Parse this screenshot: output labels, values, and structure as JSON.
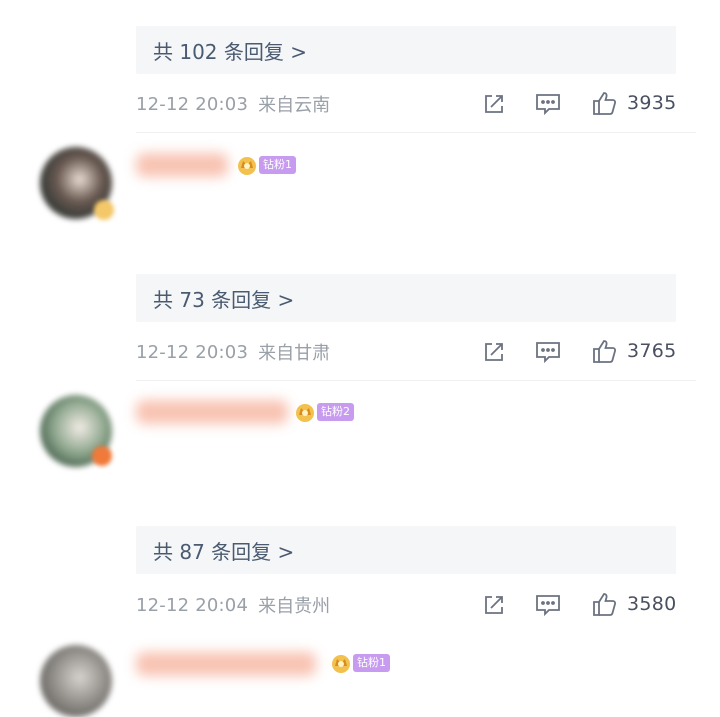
{
  "comments": [
    {
      "reply_label": "共 102 条回复 >",
      "time": "12-12 20:03",
      "location": "来自云南",
      "likes": "3935",
      "next_fan_badge": "钻粉1",
      "avatar_color": "#3a3f3c"
    },
    {
      "reply_label": "共 73 条回复 >",
      "time": "12-12 20:03",
      "location": "来自甘肃",
      "likes": "3765",
      "next_fan_badge": "钻粉2",
      "avatar_color": "#5a7a5e"
    },
    {
      "reply_label": "共 87 条回复 >",
      "time": "12-12 20:04",
      "location": "来自贵州",
      "likes": "3580",
      "next_fan_badge": "钻粉1",
      "avatar_color": "#8a8a86"
    }
  ],
  "icons": {
    "share": "share-icon",
    "comment": "comment-icon",
    "like": "like-icon",
    "crown": "crown-icon"
  }
}
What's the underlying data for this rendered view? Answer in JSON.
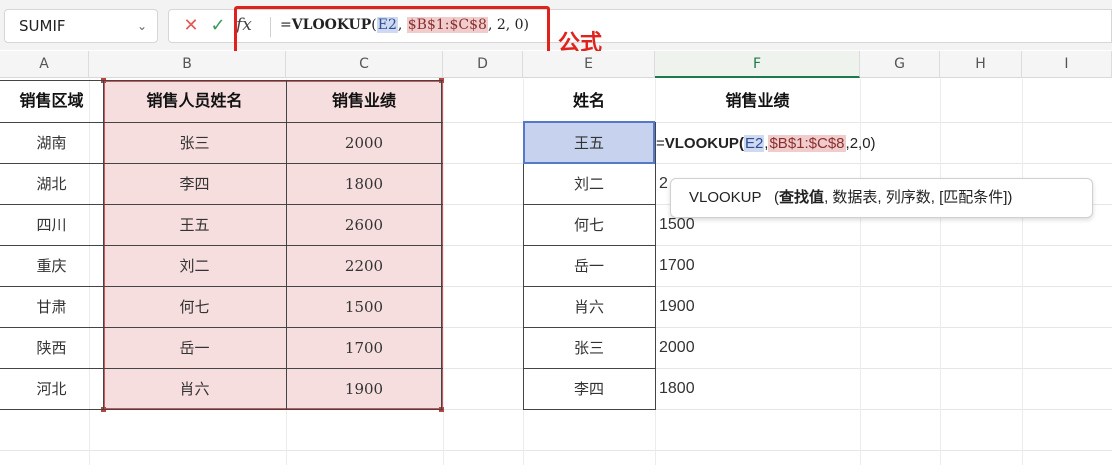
{
  "formula_bar": {
    "name_box": "SUMIF",
    "fx": "fx",
    "formula_prefix": "=",
    "formula_fn": "VLOOKUP",
    "formula_open": "(",
    "formula_ref1": "E2",
    "formula_comma1": ", ",
    "formula_ref2": "$B$1:$C$8",
    "formula_rest": ", 2, 0)"
  },
  "annotation": "公式",
  "columns": [
    "A",
    "B",
    "C",
    "D",
    "E",
    "F",
    "G",
    "H",
    "I"
  ],
  "left_table": {
    "headers": [
      "销售区域",
      "销售人员姓名",
      "销售业绩"
    ],
    "rows": [
      [
        "湖南",
        "张三",
        "2000"
      ],
      [
        "湖北",
        "李四",
        "1800"
      ],
      [
        "四川",
        "王五",
        "2600"
      ],
      [
        "重庆",
        "刘二",
        "2200"
      ],
      [
        "甘肃",
        "何七",
        "1500"
      ],
      [
        "陕西",
        "岳一",
        "1700"
      ],
      [
        "河北",
        "肖六",
        "1900"
      ]
    ]
  },
  "right_table": {
    "headers": [
      "姓名",
      "销售业绩"
    ],
    "names": [
      "王五",
      "刘二",
      "何七",
      "岳一",
      "肖六",
      "张三",
      "李四"
    ],
    "values": [
      "",
      "2",
      "1500",
      "1700",
      "1900",
      "2000",
      "1800"
    ]
  },
  "active_cell_formula": {
    "prefix": "=",
    "fn": "VLOOKUP(",
    "ref1": "E2",
    "comma1": ",",
    "ref2": "$B$1:$C$8",
    "rest": ",2,0)"
  },
  "tooltip": {
    "fn": "VLOOKUP",
    "open": "(",
    "arg1": "查找值",
    "rest": ", 数据表, 列序数, [匹配条件])"
  }
}
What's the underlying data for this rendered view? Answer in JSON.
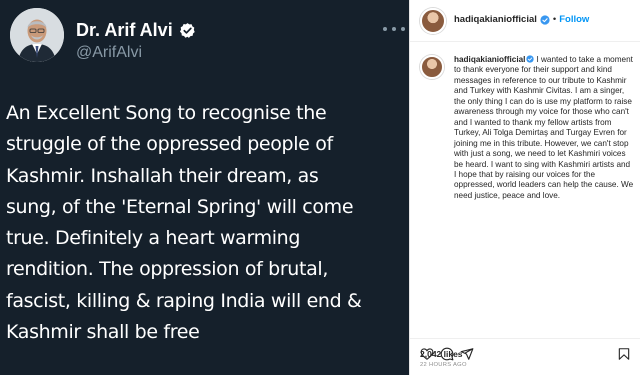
{
  "tweet": {
    "display_name": "Dr. Arif Alvi",
    "handle": "@ArifAlvi",
    "text": "An Excellent Song to recognise the\nstruggle of the oppressed people of\nKashmir. Inshallah their dream, as\nsung, of the 'Eternal Spring' will come\ntrue. Definitely a heart warming\nrendition. The oppression of brutal,\nfascist, killing & raping India will end &\nKashmir shall be free",
    "colors": {
      "background": "#15202b",
      "text": "#ffffff",
      "muted": "#8899a6",
      "verified": "#1da1f2"
    }
  },
  "instagram": {
    "username": "hadiqakianiofficial",
    "separator": "•",
    "follow_label": "Follow",
    "caption_username": "hadiqakianiofficial",
    "caption_text": "I wanted to take a moment to thank everyone for their support and kind messages in reference to our tribute to Kashmir and Turkey with Kashmir Civitas. I am a singer, the only thing I can do is use my platform to raise awareness through my voice for those who can't and I wanted to thank my fellow artists from Turkey, Ali Tolga Demirtaş and Turgay Evren for joining me in this tribute. However, we can't stop with just a song, we need to let Kashmiri voices be heard. I want to sing with Kashmiri artists and I hope that by raising our voices for the oppressed, world leaders can help the cause. We need justice, peace and love.",
    "likes": "2,042 likes",
    "timestamp": "22 HOURS AGO",
    "icons": [
      "more-icon",
      "heart-icon",
      "comment-icon",
      "share-icon",
      "bookmark-icon",
      "verified-icon"
    ],
    "colors": {
      "follow": "#0095f6",
      "text": "#262626",
      "muted": "#8e8e8e"
    }
  }
}
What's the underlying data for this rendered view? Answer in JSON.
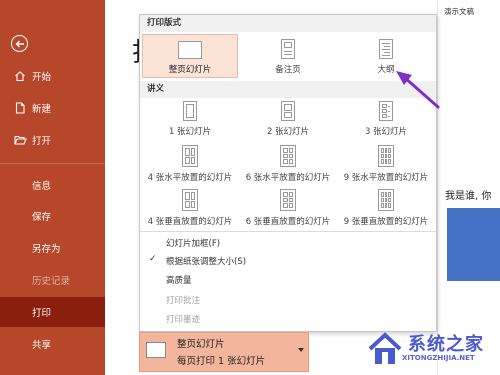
{
  "window_title": "演示文稿",
  "background_title": "打",
  "slide_text": "我是谁, 你",
  "sidebar": {
    "items": [
      {
        "label": "开始",
        "icon": "home-icon"
      },
      {
        "label": "新建",
        "icon": "new-file-icon"
      },
      {
        "label": "打开",
        "icon": "folder-open-icon"
      },
      {
        "label": "信息"
      },
      {
        "label": "保存"
      },
      {
        "label": "另存为"
      },
      {
        "label": "历史记录"
      },
      {
        "label": "打印"
      },
      {
        "label": "共享"
      }
    ],
    "active": "打印",
    "dimmed": "历史记录"
  },
  "dropdown": {
    "section_layout": "打印版式",
    "layout_options": [
      {
        "label": "整页幻灯片",
        "selected": true
      },
      {
        "label": "备注页",
        "selected": false
      },
      {
        "label": "大纲",
        "selected": false
      }
    ],
    "section_handouts": "讲义",
    "handout_options": [
      "1 张幻灯片",
      "2 张幻灯片",
      "3 张幻灯片",
      "4 张水平放置的幻灯片",
      "6 张水平放置的幻灯片",
      "9 张水平放置的幻灯片",
      "4 张垂直放置的幻灯片",
      "6 张垂直放置的幻灯片",
      "9 张垂直放置的幻灯片"
    ],
    "menu_items": [
      {
        "label": "幻灯片加框(F)",
        "checked": false,
        "enabled": true
      },
      {
        "label": "根据纸张调整大小(S)",
        "checked": true,
        "enabled": true
      },
      {
        "label": "高质量",
        "checked": false,
        "enabled": true
      },
      {
        "label": "打印批注",
        "checked": false,
        "enabled": false
      },
      {
        "label": "打印墨迹",
        "checked": false,
        "enabled": false
      }
    ]
  },
  "selector": {
    "line1": "整页幻灯片",
    "line2": "每页打印 1 张幻灯片"
  },
  "watermark": {
    "main": "系统之家",
    "sub": "XITONGZHIJIA.NET"
  },
  "colors": {
    "sidebar": "#b7472a",
    "active": "#8b1e0c",
    "selected_option": "#fbe3d8",
    "selector": "#f3b69c",
    "annotation_arrow": "#7e2fc9"
  }
}
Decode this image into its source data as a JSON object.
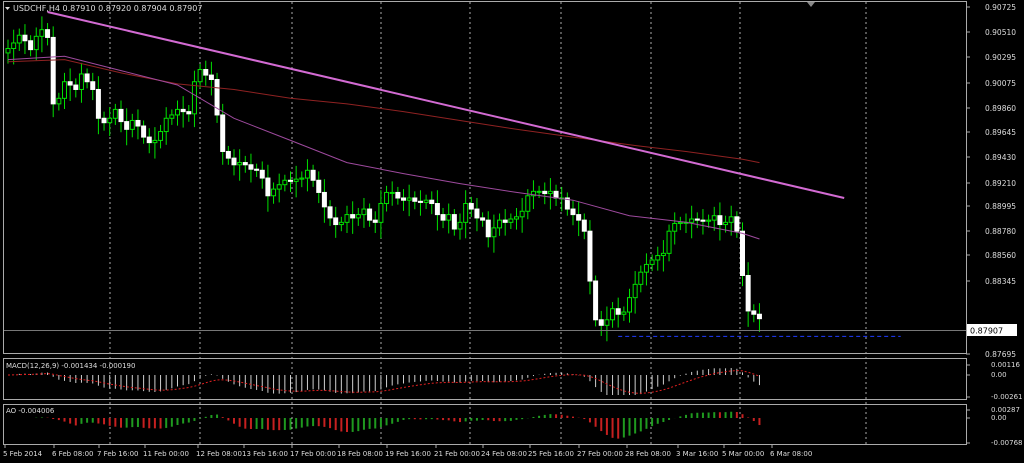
{
  "chart_data": [
    {
      "type": "candlestick",
      "symbol_line": "USDCHF,H4  0.87910 0.87920 0.87904 0.87907",
      "ylim": [
        0.876,
        0.9077
      ],
      "y_ticks": [
        "0.90725",
        "0.90510",
        "0.90295",
        "0.90075",
        "0.89860",
        "0.89645",
        "0.89430",
        "0.89210",
        "0.88995",
        "0.88780",
        "0.88560",
        "0.88345",
        "0.87907",
        "0.87695"
      ],
      "last_price_label": "0.87907",
      "x_ticks": [
        "5 Feb 2014",
        "6 Feb 08:00",
        "7 Feb 16:00",
        "11 Feb 00:00",
        "12 Feb 08:00",
        "13 Feb 16:00",
        "17 Feb 00:00",
        "18 Feb 08:00",
        "19 Feb 16:00",
        "21 Feb 00:00",
        "24 Feb 08:00",
        "25 Feb 16:00",
        "27 Feb 00:00",
        "28 Feb 08:00",
        "3 Mar 16:00",
        "5 Mar 00:00",
        "6 Mar 08:00"
      ],
      "close": [
        0.9035,
        0.904,
        0.9047,
        0.9042,
        0.9034,
        0.9046,
        0.9052,
        0.9045,
        0.8985,
        0.899,
        0.9005,
        0.9002,
        0.8998,
        0.9012,
        0.9005,
        0.8998,
        0.8972,
        0.8968,
        0.8972,
        0.898,
        0.8969,
        0.8962,
        0.897,
        0.8965,
        0.8955,
        0.895,
        0.8952,
        0.896,
        0.8972,
        0.8975,
        0.898,
        0.8978,
        0.8976,
        0.9005,
        0.9016,
        0.9011,
        0.9007,
        0.8975,
        0.8942,
        0.8936,
        0.893,
        0.8932,
        0.893,
        0.8926,
        0.8925,
        0.8918,
        0.8902,
        0.8908,
        0.8912,
        0.8916,
        0.8915,
        0.8917,
        0.8918,
        0.8925,
        0.8916,
        0.8905,
        0.8892,
        0.8882,
        0.8876,
        0.8878,
        0.8885,
        0.8882,
        0.8885,
        0.889,
        0.888,
        0.8878,
        0.8895,
        0.8905,
        0.8905,
        0.89,
        0.8898,
        0.89,
        0.8897,
        0.8896,
        0.8898,
        0.8895,
        0.8885,
        0.888,
        0.8885,
        0.8872,
        0.8878,
        0.8895,
        0.889,
        0.8882,
        0.888,
        0.8865,
        0.8873,
        0.888,
        0.8878,
        0.8881,
        0.8883,
        0.8888,
        0.8902,
        0.8906,
        0.8906,
        0.8904,
        0.8906,
        0.89,
        0.89,
        0.889,
        0.8885,
        0.888,
        0.887,
        0.8825,
        0.879,
        0.8785,
        0.879,
        0.88,
        0.8795,
        0.8797,
        0.881,
        0.8822,
        0.8833,
        0.884,
        0.8844,
        0.8848,
        0.885,
        0.887,
        0.8877,
        0.8878,
        0.8878,
        0.8881,
        0.888,
        0.8879,
        0.888,
        0.8884,
        0.8876,
        0.8878,
        0.8883,
        0.887,
        0.883,
        0.8798,
        0.8795,
        0.8791
      ],
      "series": [
        {
          "name": "",
          "kind": "ma",
          "color": "#8f2222",
          "points": [
            [
              0,
              0.9023
            ],
            [
              10,
              0.9025
            ],
            [
              20,
              0.9013
            ],
            [
              30,
              0.9003
            ],
            [
              40,
              0.8998
            ],
            [
              50,
              0.899
            ],
            [
              60,
              0.8985
            ],
            [
              70,
              0.8978
            ],
            [
              80,
              0.897
            ],
            [
              90,
              0.8962
            ],
            [
              100,
              0.8955
            ],
            [
              110,
              0.8948
            ],
            [
              120,
              0.8942
            ],
            [
              130,
              0.8935
            ],
            [
              133,
              0.8932
            ]
          ]
        },
        {
          "name": "",
          "kind": "ma",
          "color": "#9e4a9e",
          "points": [
            [
              0,
              0.9025
            ],
            [
              10,
              0.9028
            ],
            [
              20,
              0.9015
            ],
            [
              30,
              0.9002
            ],
            [
              40,
              0.8972
            ],
            [
              50,
              0.8952
            ],
            [
              60,
              0.8932
            ],
            [
              70,
              0.8922
            ],
            [
              80,
              0.8913
            ],
            [
              90,
              0.8905
            ],
            [
              100,
              0.8898
            ],
            [
              110,
              0.8884
            ],
            [
              120,
              0.8878
            ],
            [
              130,
              0.8868
            ],
            [
              133,
              0.8863
            ]
          ]
        },
        {
          "name": "",
          "kind": "trendline",
          "color": "#d36bd3",
          "points": [
            [
              7,
              0.9068
            ],
            [
              148,
              0.89
            ]
          ]
        },
        {
          "name": "",
          "kind": "level",
          "color": "#1f3cff",
          "points": [
            [
              108,
              0.8775
            ],
            [
              158,
              0.8775
            ]
          ]
        }
      ]
    },
    {
      "type": "bar",
      "label_line": "MACD(12,26,9) -0.001434 -0.000190",
      "y_ticks": [
        "0.00116",
        "0.00",
        "-0.00261"
      ],
      "ylim": [
        -0.003,
        0.0015
      ]
    },
    {
      "type": "bar",
      "label_line": "AO -0.004006",
      "y_ticks": [
        "0.00287",
        "0.00",
        "-0.00768"
      ],
      "ylim": [
        -0.0085,
        0.0035
      ]
    }
  ]
}
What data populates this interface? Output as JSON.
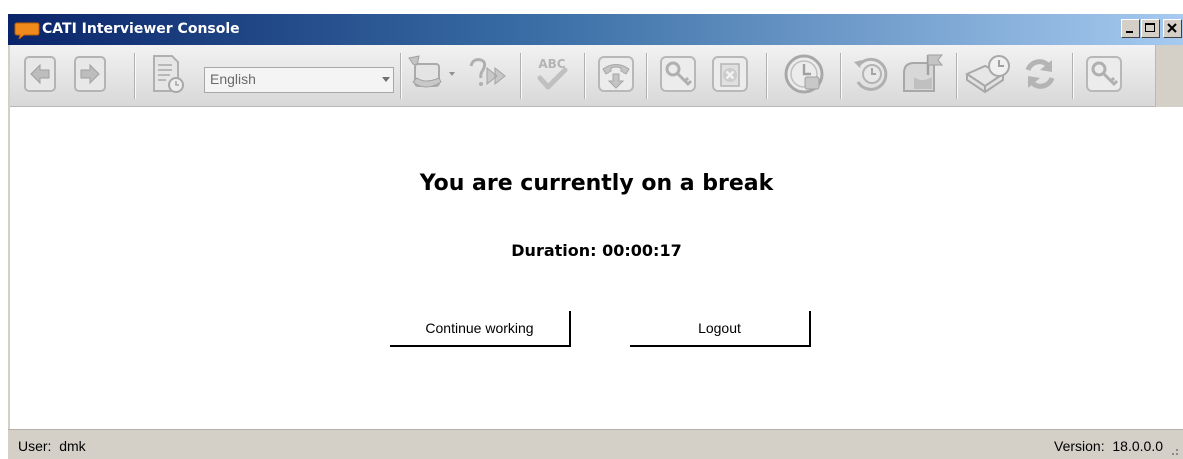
{
  "window": {
    "title": "CATI Interviewer Console",
    "controls": {
      "minimize": "minimize-icon",
      "maximize": "maximize-icon",
      "close": "close-icon"
    }
  },
  "toolbar": {
    "language": "English",
    "icons": [
      "back-arrow-icon",
      "forward-arrow-icon",
      "document-clock-icon",
      "phone-transfer-icon",
      "skip-forward-icon",
      "spell-check-icon",
      "hang-up-phone-icon",
      "key-icon",
      "cancel-document-icon",
      "break-timer-icon",
      "callback-clock-icon",
      "mailbox-flag-icon",
      "appointment-book-icon",
      "refresh-icon",
      "search-key-icon"
    ]
  },
  "main": {
    "heading": "You are currently on a break",
    "duration_label": "Duration:",
    "duration_value": "00:00:17",
    "continue_label": "Continue working",
    "logout_label": "Logout"
  },
  "status": {
    "user_label": "User:",
    "user_value": "dmk",
    "version_label": "Version:",
    "version_value": "18.0.0.0"
  },
  "colors": {
    "titlebar_start": "#0a246a",
    "titlebar_end": "#a6caf0",
    "toolbar_icon": "#a8a8a8",
    "chrome": "#d4d0c8"
  }
}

.....

# Directions
Look through the material above and pick out each line holding the word "break".

# Reply
      "break-timer-icon",
    "heading": "You are currently on a break",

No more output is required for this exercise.